> Problem description:
Pictures within the data are to be left out; everything else must be reproduced exactly.

> Raw records:
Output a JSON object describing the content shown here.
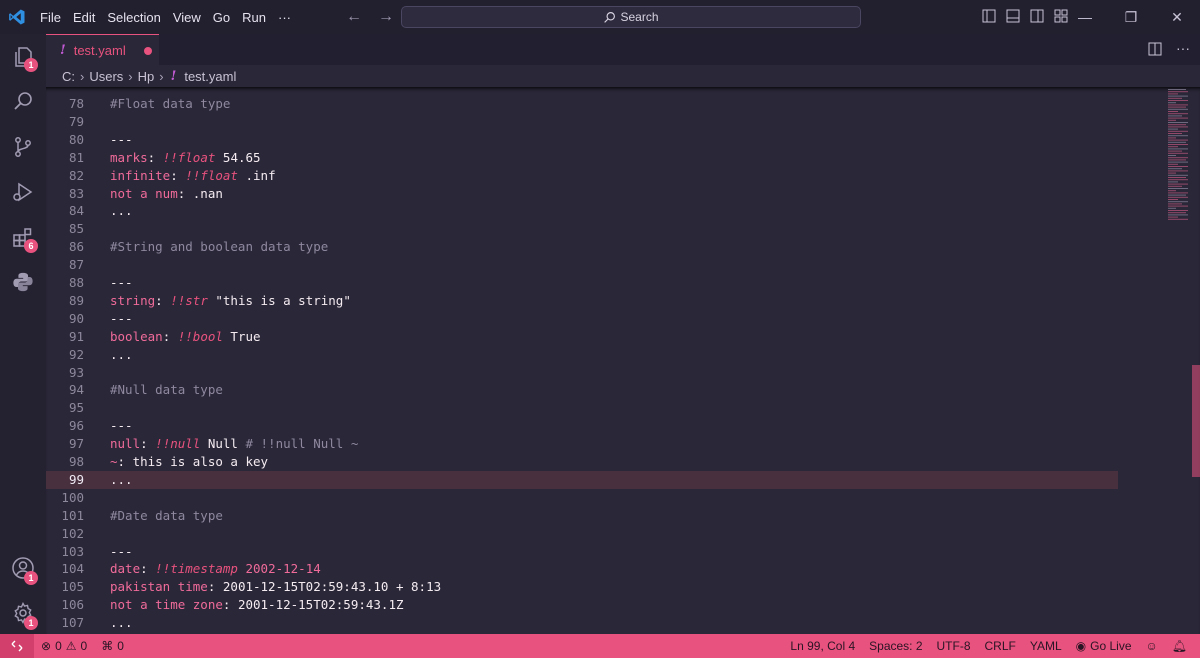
{
  "menu": [
    "File",
    "Edit",
    "Selection",
    "View",
    "Go",
    "Run",
    "···"
  ],
  "search": {
    "label": "Search"
  },
  "activity": {
    "explorer_badge": "1",
    "extensions_badge": "6",
    "accounts_badge": "1",
    "settings_badge": "1"
  },
  "tab": {
    "label": "test.yaml"
  },
  "breadcrumb": [
    "C:",
    "Users",
    "Hp",
    "test.yaml"
  ],
  "editor": {
    "current_line": 99,
    "lines": [
      {
        "n": "78",
        "tokens": [
          {
            "c": "cmt",
            "t": "#Float data type"
          }
        ]
      },
      {
        "n": "79",
        "tokens": []
      },
      {
        "n": "80",
        "tokens": [
          {
            "c": "val",
            "t": "---"
          }
        ]
      },
      {
        "n": "81",
        "tokens": [
          {
            "c": "key",
            "t": "marks"
          },
          {
            "c": "val",
            "t": ": "
          },
          {
            "c": "tag",
            "t": "!!float"
          },
          {
            "c": "val",
            "t": " 54.65"
          }
        ]
      },
      {
        "n": "82",
        "tokens": [
          {
            "c": "key",
            "t": "infinite"
          },
          {
            "c": "val",
            "t": ": "
          },
          {
            "c": "tag",
            "t": "!!float"
          },
          {
            "c": "val",
            "t": " .inf"
          }
        ]
      },
      {
        "n": "83",
        "tokens": [
          {
            "c": "key",
            "t": "not a num"
          },
          {
            "c": "val",
            "t": ": .nan"
          }
        ]
      },
      {
        "n": "84",
        "tokens": [
          {
            "c": "val",
            "t": "..."
          }
        ]
      },
      {
        "n": "85",
        "tokens": []
      },
      {
        "n": "86",
        "tokens": [
          {
            "c": "cmt",
            "t": "#String and boolean data type"
          }
        ]
      },
      {
        "n": "87",
        "tokens": []
      },
      {
        "n": "88",
        "tokens": [
          {
            "c": "val",
            "t": "---"
          }
        ]
      },
      {
        "n": "89",
        "tokens": [
          {
            "c": "key",
            "t": "string"
          },
          {
            "c": "val",
            "t": ": "
          },
          {
            "c": "tag",
            "t": "!!str"
          },
          {
            "c": "strv",
            "t": " \"this is a string\""
          }
        ]
      },
      {
        "n": "90",
        "tokens": [
          {
            "c": "val",
            "t": "---"
          }
        ]
      },
      {
        "n": "91",
        "tokens": [
          {
            "c": "key",
            "t": "boolean"
          },
          {
            "c": "val",
            "t": ": "
          },
          {
            "c": "tag",
            "t": "!!bool"
          },
          {
            "c": "val",
            "t": " True"
          }
        ]
      },
      {
        "n": "92",
        "tokens": [
          {
            "c": "val",
            "t": "..."
          }
        ]
      },
      {
        "n": "93",
        "tokens": []
      },
      {
        "n": "94",
        "tokens": [
          {
            "c": "cmt",
            "t": "#Null data type"
          }
        ]
      },
      {
        "n": "95",
        "tokens": []
      },
      {
        "n": "96",
        "tokens": [
          {
            "c": "val",
            "t": "---"
          }
        ]
      },
      {
        "n": "97",
        "tokens": [
          {
            "c": "key",
            "t": "null"
          },
          {
            "c": "val",
            "t": ": "
          },
          {
            "c": "tag",
            "t": "!!null"
          },
          {
            "c": "val",
            "t": " Null "
          },
          {
            "c": "cmt",
            "t": "# !!null Null ~"
          }
        ]
      },
      {
        "n": "98",
        "tokens": [
          {
            "c": "key",
            "t": "~"
          },
          {
            "c": "val",
            "t": ": this is also a key"
          }
        ]
      },
      {
        "n": "99",
        "tokens": [
          {
            "c": "val",
            "t": "..."
          }
        ]
      },
      {
        "n": "100",
        "tokens": []
      },
      {
        "n": "101",
        "tokens": [
          {
            "c": "cmt",
            "t": "#Date data type"
          }
        ]
      },
      {
        "n": "102",
        "tokens": []
      },
      {
        "n": "103",
        "tokens": [
          {
            "c": "val",
            "t": "---"
          }
        ]
      },
      {
        "n": "104",
        "tokens": [
          {
            "c": "key",
            "t": "date"
          },
          {
            "c": "val",
            "t": ": "
          },
          {
            "c": "tag",
            "t": "!!timestamp"
          },
          {
            "c": "key",
            "t": " 2002-12-14"
          }
        ]
      },
      {
        "n": "105",
        "tokens": [
          {
            "c": "key",
            "t": "pakistan time"
          },
          {
            "c": "val",
            "t": ": 2001-12-15T02:59:43.10 + 8:13"
          }
        ]
      },
      {
        "n": "106",
        "tokens": [
          {
            "c": "key",
            "t": "not a time zone"
          },
          {
            "c": "val",
            "t": ": 2001-12-15T02:59:43.1Z"
          }
        ]
      },
      {
        "n": "107",
        "tokens": [
          {
            "c": "val",
            "t": "..."
          }
        ]
      }
    ]
  },
  "status": {
    "errors": "0",
    "warnings": "0",
    "ports": "0",
    "position": "Ln 99, Col 4",
    "spaces": "Spaces: 2",
    "encoding": "UTF-8",
    "eol": "CRLF",
    "language": "YAML",
    "golive": "Go Live"
  },
  "colors": {
    "accent": "#e8527e",
    "background": "#2a2738",
    "comment": "#8f889f"
  }
}
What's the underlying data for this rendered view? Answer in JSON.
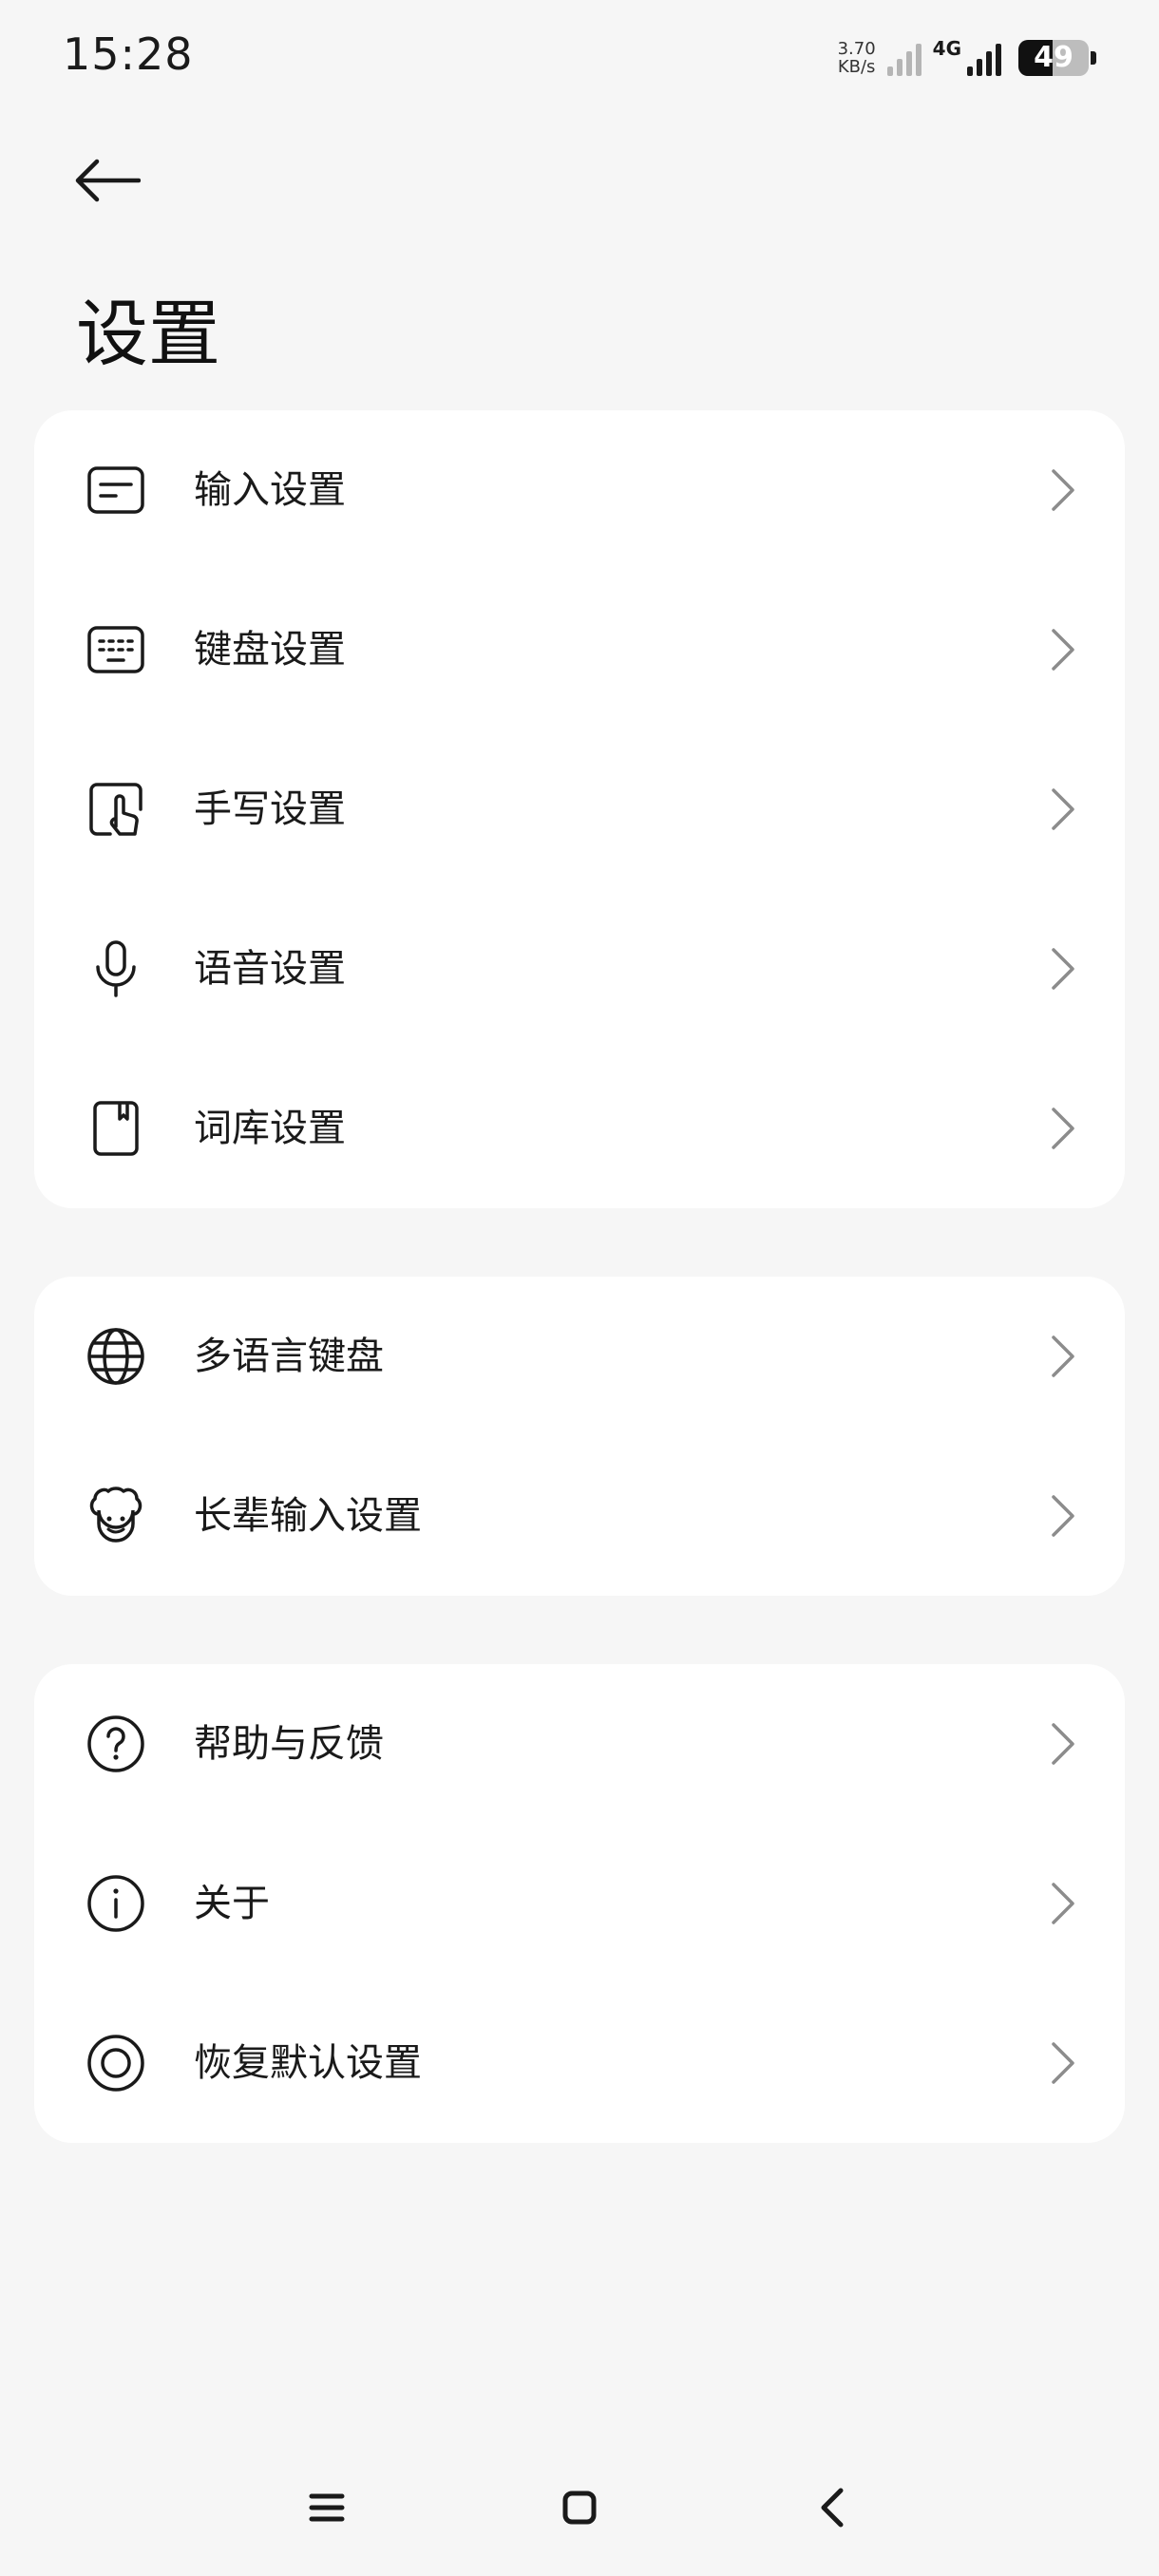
{
  "status_bar": {
    "time": "15:28",
    "net_speed_value": "3.70",
    "net_speed_unit": "KB/s",
    "network_type": "4G",
    "battery_percent": "49",
    "battery_level": 0.49,
    "icons": [
      "signal-sim1-icon",
      "signal-sim2-icon",
      "battery-icon"
    ]
  },
  "header": {
    "back_icon": "arrow-left-icon",
    "title": "设置"
  },
  "groups": [
    {
      "items": [
        {
          "label": "输入设置",
          "icon": "input-settings-icon"
        },
        {
          "label": "键盘设置",
          "icon": "keyboard-icon"
        },
        {
          "label": "手写设置",
          "icon": "handwriting-icon"
        },
        {
          "label": "语音设置",
          "icon": "microphone-icon"
        },
        {
          "label": "词库设置",
          "icon": "dictionary-icon"
        }
      ]
    },
    {
      "items": [
        {
          "label": "多语言键盘",
          "icon": "globe-icon"
        },
        {
          "label": "长辈输入设置",
          "icon": "elder-face-icon"
        }
      ]
    },
    {
      "items": [
        {
          "label": "帮助与反馈",
          "icon": "help-icon"
        },
        {
          "label": "关于",
          "icon": "info-icon"
        },
        {
          "label": "恢复默认设置",
          "icon": "restore-icon"
        }
      ]
    }
  ],
  "nav_bar": {
    "icons": [
      "menu-icon",
      "home-icon",
      "back-icon"
    ]
  },
  "colors": {
    "background": "#f6f6f6",
    "card": "#ffffff",
    "text": "#1a1a1a",
    "chevron": "#8c8c8c"
  }
}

> Task output:
Output a JSON object describing the content shown here.
{
  "menu": [
    "File",
    "Edit",
    "Selection",
    "View",
    "Go",
    "Run",
    "···"
  ],
  "search": {
    "label": "Search"
  },
  "activity": {
    "explorer_badge": "1",
    "extensions_badge": "6",
    "accounts_badge": "1",
    "settings_badge": "1"
  },
  "tab": {
    "label": "test.yaml"
  },
  "breadcrumb": [
    "C:",
    "Users",
    "Hp",
    "test.yaml"
  ],
  "editor": {
    "current_line": 99,
    "lines": [
      {
        "n": "78",
        "tokens": [
          {
            "c": "cmt",
            "t": "#Float data type"
          }
        ]
      },
      {
        "n": "79",
        "tokens": []
      },
      {
        "n": "80",
        "tokens": [
          {
            "c": "val",
            "t": "---"
          }
        ]
      },
      {
        "n": "81",
        "tokens": [
          {
            "c": "key",
            "t": "marks"
          },
          {
            "c": "val",
            "t": ": "
          },
          {
            "c": "tag",
            "t": "!!float"
          },
          {
            "c": "val",
            "t": " 54.65"
          }
        ]
      },
      {
        "n": "82",
        "tokens": [
          {
            "c": "key",
            "t": "infinite"
          },
          {
            "c": "val",
            "t": ": "
          },
          {
            "c": "tag",
            "t": "!!float"
          },
          {
            "c": "val",
            "t": " .inf"
          }
        ]
      },
      {
        "n": "83",
        "tokens": [
          {
            "c": "key",
            "t": "not a num"
          },
          {
            "c": "val",
            "t": ": .nan"
          }
        ]
      },
      {
        "n": "84",
        "tokens": [
          {
            "c": "val",
            "t": "..."
          }
        ]
      },
      {
        "n": "85",
        "tokens": []
      },
      {
        "n": "86",
        "tokens": [
          {
            "c": "cmt",
            "t": "#String and boolean data type"
          }
        ]
      },
      {
        "n": "87",
        "tokens": []
      },
      {
        "n": "88",
        "tokens": [
          {
            "c": "val",
            "t": "---"
          }
        ]
      },
      {
        "n": "89",
        "tokens": [
          {
            "c": "key",
            "t": "string"
          },
          {
            "c": "val",
            "t": ": "
          },
          {
            "c": "tag",
            "t": "!!str"
          },
          {
            "c": "strv",
            "t": " \"this is a string\""
          }
        ]
      },
      {
        "n": "90",
        "tokens": [
          {
            "c": "val",
            "t": "---"
          }
        ]
      },
      {
        "n": "91",
        "tokens": [
          {
            "c": "key",
            "t": "boolean"
          },
          {
            "c": "val",
            "t": ": "
          },
          {
            "c": "tag",
            "t": "!!bool"
          },
          {
            "c": "val",
            "t": " True"
          }
        ]
      },
      {
        "n": "92",
        "tokens": [
          {
            "c": "val",
            "t": "..."
          }
        ]
      },
      {
        "n": "93",
        "tokens": []
      },
      {
        "n": "94",
        "tokens": [
          {
            "c": "cmt",
            "t": "#Null data type"
          }
        ]
      },
      {
        "n": "95",
        "tokens": []
      },
      {
        "n": "96",
        "tokens": [
          {
            "c": "val",
            "t": "---"
          }
        ]
      },
      {
        "n": "97",
        "tokens": [
          {
            "c": "key",
            "t": "null"
          },
          {
            "c": "val",
            "t": ": "
          },
          {
            "c": "tag",
            "t": "!!null"
          },
          {
            "c": "val",
            "t": " Null "
          },
          {
            "c": "cmt",
            "t": "# !!null Null ~"
          }
        ]
      },
      {
        "n": "98",
        "tokens": [
          {
            "c": "key",
            "t": "~"
          },
          {
            "c": "val",
            "t": ": this is also a key"
          }
        ]
      },
      {
        "n": "99",
        "tokens": [
          {
            "c": "val",
            "t": "..."
          }
        ]
      },
      {
        "n": "100",
        "tokens": []
      },
      {
        "n": "101",
        "tokens": [
          {
            "c": "cmt",
            "t": "#Date data type"
          }
        ]
      },
      {
        "n": "102",
        "tokens": []
      },
      {
        "n": "103",
        "tokens": [
          {
            "c": "val",
            "t": "---"
          }
        ]
      },
      {
        "n": "104",
        "tokens": [
          {
            "c": "key",
            "t": "date"
          },
          {
            "c": "val",
            "t": ": "
          },
          {
            "c": "tag",
            "t": "!!timestamp"
          },
          {
            "c": "key",
            "t": " 2002-12-14"
          }
        ]
      },
      {
        "n": "105",
        "tokens": [
          {
            "c": "key",
            "t": "pakistan time"
          },
          {
            "c": "val",
            "t": ": 2001-12-15T02:59:43.10 + 8:13"
          }
        ]
      },
      {
        "n": "106",
        "tokens": [
          {
            "c": "key",
            "t": "not a time zone"
          },
          {
            "c": "val",
            "t": ": 2001-12-15T02:59:43.1Z"
          }
        ]
      },
      {
        "n": "107",
        "tokens": [
          {
            "c": "val",
            "t": "..."
          }
        ]
      }
    ]
  },
  "status": {
    "errors": "0",
    "warnings": "0",
    "ports": "0",
    "position": "Ln 99, Col 4",
    "spaces": "Spaces: 2",
    "encoding": "UTF-8",
    "eol": "CRLF",
    "language": "YAML",
    "golive": "Go Live"
  },
  "colors": {
    "accent": "#e8527e",
    "background": "#2a2738",
    "comment": "#8f889f"
  }
}
What's the underlying data for this rendered view? Answer in JSON.
{
  "status_bar": {
    "time": "15:28",
    "net_speed_value": "3.70",
    "net_speed_unit": "KB/s",
    "network_type": "4G",
    "battery_percent": "49",
    "battery_level": 0.49,
    "icons": [
      "signal-sim1-icon",
      "signal-sim2-icon",
      "battery-icon"
    ]
  },
  "header": {
    "back_icon": "arrow-left-icon",
    "title": "设置"
  },
  "groups": [
    {
      "items": [
        {
          "label": "输入设置",
          "icon": "input-settings-icon"
        },
        {
          "label": "键盘设置",
          "icon": "keyboard-icon"
        },
        {
          "label": "手写设置",
          "icon": "handwriting-icon"
        },
        {
          "label": "语音设置",
          "icon": "microphone-icon"
        },
        {
          "label": "词库设置",
          "icon": "dictionary-icon"
        }
      ]
    },
    {
      "items": [
        {
          "label": "多语言键盘",
          "icon": "globe-icon"
        },
        {
          "label": "长辈输入设置",
          "icon": "elder-face-icon"
        }
      ]
    },
    {
      "items": [
        {
          "label": "帮助与反馈",
          "icon": "help-icon"
        },
        {
          "label": "关于",
          "icon": "info-icon"
        },
        {
          "label": "恢复默认设置",
          "icon": "restore-icon"
        }
      ]
    }
  ],
  "nav_bar": {
    "icons": [
      "menu-icon",
      "home-icon",
      "back-icon"
    ]
  },
  "colors": {
    "background": "#f6f6f6",
    "card": "#ffffff",
    "text": "#1a1a1a",
    "chevron": "#8c8c8c"
  }
}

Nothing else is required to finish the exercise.